%%

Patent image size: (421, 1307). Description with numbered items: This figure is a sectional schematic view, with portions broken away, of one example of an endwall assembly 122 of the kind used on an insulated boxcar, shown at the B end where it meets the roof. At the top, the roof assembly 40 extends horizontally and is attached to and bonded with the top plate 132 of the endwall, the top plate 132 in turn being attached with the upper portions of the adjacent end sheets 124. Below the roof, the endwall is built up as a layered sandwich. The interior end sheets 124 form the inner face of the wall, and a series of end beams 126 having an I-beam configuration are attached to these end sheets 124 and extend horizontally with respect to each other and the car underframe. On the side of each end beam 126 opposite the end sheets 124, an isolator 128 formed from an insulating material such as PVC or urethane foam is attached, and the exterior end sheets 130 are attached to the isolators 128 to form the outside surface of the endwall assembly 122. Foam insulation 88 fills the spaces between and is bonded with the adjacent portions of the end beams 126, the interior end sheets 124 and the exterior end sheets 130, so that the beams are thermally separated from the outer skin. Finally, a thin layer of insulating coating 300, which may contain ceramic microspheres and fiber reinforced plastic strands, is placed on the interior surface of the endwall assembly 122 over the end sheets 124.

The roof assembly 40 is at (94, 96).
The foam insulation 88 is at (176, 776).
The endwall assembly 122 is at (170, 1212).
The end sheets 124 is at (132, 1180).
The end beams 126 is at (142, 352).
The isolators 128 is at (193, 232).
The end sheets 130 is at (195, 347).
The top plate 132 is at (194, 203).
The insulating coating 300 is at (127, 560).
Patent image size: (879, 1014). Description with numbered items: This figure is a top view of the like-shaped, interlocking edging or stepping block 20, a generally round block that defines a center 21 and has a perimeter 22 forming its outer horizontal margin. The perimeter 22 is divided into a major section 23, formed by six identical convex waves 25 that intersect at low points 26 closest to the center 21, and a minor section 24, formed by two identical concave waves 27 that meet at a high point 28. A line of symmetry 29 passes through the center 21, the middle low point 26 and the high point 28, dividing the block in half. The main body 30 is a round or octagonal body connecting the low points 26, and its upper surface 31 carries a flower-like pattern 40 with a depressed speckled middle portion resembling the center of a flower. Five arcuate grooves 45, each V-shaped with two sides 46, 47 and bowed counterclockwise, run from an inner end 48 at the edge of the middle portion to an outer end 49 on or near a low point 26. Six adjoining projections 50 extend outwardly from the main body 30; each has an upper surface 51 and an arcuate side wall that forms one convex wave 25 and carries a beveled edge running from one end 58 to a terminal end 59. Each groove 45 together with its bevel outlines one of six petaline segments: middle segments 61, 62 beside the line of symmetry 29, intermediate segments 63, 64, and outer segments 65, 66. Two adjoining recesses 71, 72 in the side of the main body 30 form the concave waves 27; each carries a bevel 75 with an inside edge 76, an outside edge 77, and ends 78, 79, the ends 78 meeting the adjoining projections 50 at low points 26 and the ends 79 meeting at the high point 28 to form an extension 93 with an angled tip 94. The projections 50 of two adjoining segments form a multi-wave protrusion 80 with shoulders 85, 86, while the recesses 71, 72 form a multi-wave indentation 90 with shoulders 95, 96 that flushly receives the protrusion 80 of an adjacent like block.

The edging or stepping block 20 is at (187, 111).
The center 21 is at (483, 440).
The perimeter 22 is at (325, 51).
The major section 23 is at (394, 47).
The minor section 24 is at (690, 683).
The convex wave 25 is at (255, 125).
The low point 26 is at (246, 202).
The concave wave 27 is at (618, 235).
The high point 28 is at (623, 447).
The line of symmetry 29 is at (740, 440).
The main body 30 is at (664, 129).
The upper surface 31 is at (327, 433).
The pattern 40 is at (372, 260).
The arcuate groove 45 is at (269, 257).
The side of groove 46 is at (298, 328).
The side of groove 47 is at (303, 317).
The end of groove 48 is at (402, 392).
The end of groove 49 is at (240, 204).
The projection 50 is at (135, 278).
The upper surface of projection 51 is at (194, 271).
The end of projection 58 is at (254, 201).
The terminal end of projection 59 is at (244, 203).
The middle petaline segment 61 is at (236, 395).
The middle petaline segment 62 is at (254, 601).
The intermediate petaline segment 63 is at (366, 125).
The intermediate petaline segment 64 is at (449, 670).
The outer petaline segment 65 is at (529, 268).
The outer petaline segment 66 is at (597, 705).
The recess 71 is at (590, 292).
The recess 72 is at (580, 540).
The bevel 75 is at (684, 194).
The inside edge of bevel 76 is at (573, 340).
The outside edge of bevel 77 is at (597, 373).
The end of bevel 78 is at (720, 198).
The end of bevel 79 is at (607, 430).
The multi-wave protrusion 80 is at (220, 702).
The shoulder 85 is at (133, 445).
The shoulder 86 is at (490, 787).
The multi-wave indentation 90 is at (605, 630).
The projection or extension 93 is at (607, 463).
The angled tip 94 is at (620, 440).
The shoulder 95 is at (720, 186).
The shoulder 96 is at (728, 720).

%%

Short problem: Set down, word for word, the lines above from the first one through the line that contains "The end sheets 130 is at (195, 347).".

Result for this exercise:
Patent image size: (421, 1307). Description with numbered items: This figure is a sectional schematic view, with portions broken away, of one example of an endwall assembly 122 of the kind used on an insulated boxcar, shown at the B end where it meets the roof. At the top, the roof assembly 40 extends horizontally and is attached to and bonded with the top plate 132 of the endwall, the top plate 132 in turn being attached with the upper portions of the adjacent end sheets 124. Below the roof, the endwall is built up as a layered sandwich. The interior end sheets 124 form the inner face of the wall, and a series of end beams 126 having an I-beam configuration are attached to these end sheets 124 and extend horizontally with respect to each other and the car underframe. On the side of each end beam 126 opposite the end sheets 124, an isolator 128 formed from an insulating material such as PVC or urethane foam is attached, and the exterior end sheets 130 are attached to the isolators 128 to form the outside surface of the endwall assembly 122. Foam insulation 88 fills the spaces between and is bonded with the adjacent portions of the end beams 126, the interior end sheets 124 and the exterior end sheets 130, so that the beams are thermally separated from the outer skin. Finally, a thin layer of insulating coating 300, which may contain ceramic microspheres and fiber reinforced plastic strands, is placed on the interior surface of the endwall assembly 122 over the end sheets 124.

The roof assembly 40 is at (94, 96).
The foam insulation 88 is at (176, 776).
The endwall assembly 122 is at (170, 1212).
The end sheets 124 is at (132, 1180).
The end beams 126 is at (142, 352).
The isolators 128 is at (193, 232).
The end sheets 130 is at (195, 347).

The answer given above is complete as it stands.